> _Exercise description_:
Pictures in the data below are not part of the copy; transcribe everything else exactly.

> _Recorded data_:
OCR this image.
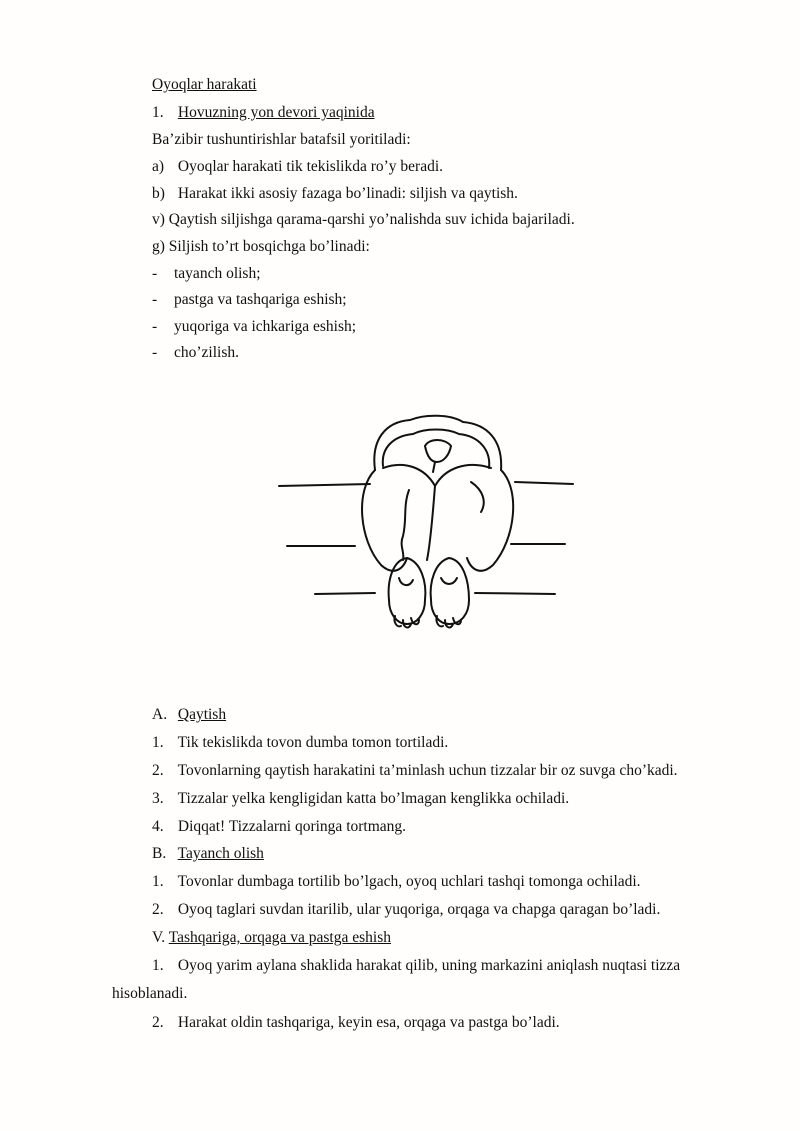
Oyoqlar harakati
1. Hovuzning yon devori yaqinida
Ba’zibir tushuntirishlar batafsil yoritiladi:
a) Oyoqlar harakati tik tekislikda ro’y beradi.
b) Harakat ikki asosiy fazaga bo’linadi: siljish va qaytish.
v) Qaytish siljishga qarama-qarshi yo’nalishda suv ichida bajariladi.
g) Siljish to’rt bosqichga bo’linadi:
- tayanch olish;
- pastga va tashqariga eshish;
- yuqoriga va ichkariga eshish;
- cho’zilish.
A. Qaytish
1. Tik tekislikda tovon dumba tomon tortiladi.
2. Tovonlarning qaytish harakatini ta’minlash uchun tizzalar bir oz suvga cho’kadi.
3. Tizzalar yelka kengligidan katta bo’lmagan kenglikka ochiladi.
4. Diqqat! Tizzalarni qoringa tortmang.
B. Tayanch olish
1. Tovonlar dumbaga tortilib bo’lgach, oyoq uchlari tashqi tomonga ochiladi.
2. Oyoq taglari suvdan itarilib, ular yuqoriga, orqaga va chapga qaragan bo’ladi.
V. Tashqariga, orqaga va pastga eshish
1. Oyoq yarim aylana shaklida harakat qilib, uning markazini aniqlash nuqtasi tizza
hisoblanadi.
2. Harakat oldin tashqariga, keyin esa, orqaga va pastga bo’ladi.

> _Solution to this exercise_:
OCR this image.
Oyoqlar harakati
1. Hovuzning yon devori yaqinida
Ba’zibir tushuntirishlar batafsil yoritiladi:
a) Oyoqlar harakati tik tekislikda ro’y beradi.
b) Harakat ikki asosiy fazaga bo’linadi: siljish va qaytish.
v) Qaytish siljishga qarama-qarshi yo’nalishda suv ichida bajariladi.
g) Siljish to’rt bosqichga bo’linadi:
- tayanch olish;
- pastga va tashqariga eshish;
- yuqoriga va ichkariga eshish;
- cho’zilish.
A. Qaytish
1. Tik tekislikda tovon dumba tomon tortiladi.
2. Tovonlarning qaytish harakatini ta’minlash uchun tizzalar bir oz suvga cho’kadi.
3. Tizzalar yelka kengligidan katta bo’lmagan kenglikka ochiladi.
4. Diqqat! Tizzalarni qoringa tortmang.
B. Tayanch olish
1. Tovonlar dumbaga tortilib bo’lgach, oyoq uchlari tashqi tomonga ochiladi.
2. Oyoq taglari suvdan itarilib, ular yuqoriga, orqaga va chapga qaragan bo’ladi.
V. Tashqariga, orqaga va pastga eshish
1. Oyoq yarim aylana shaklida harakat qilib, uning markazini aniqlash nuqtasi tizza
hisoblanadi.
2. Harakat oldin tashqariga, keyin esa, orqaga va pastga bo’ladi.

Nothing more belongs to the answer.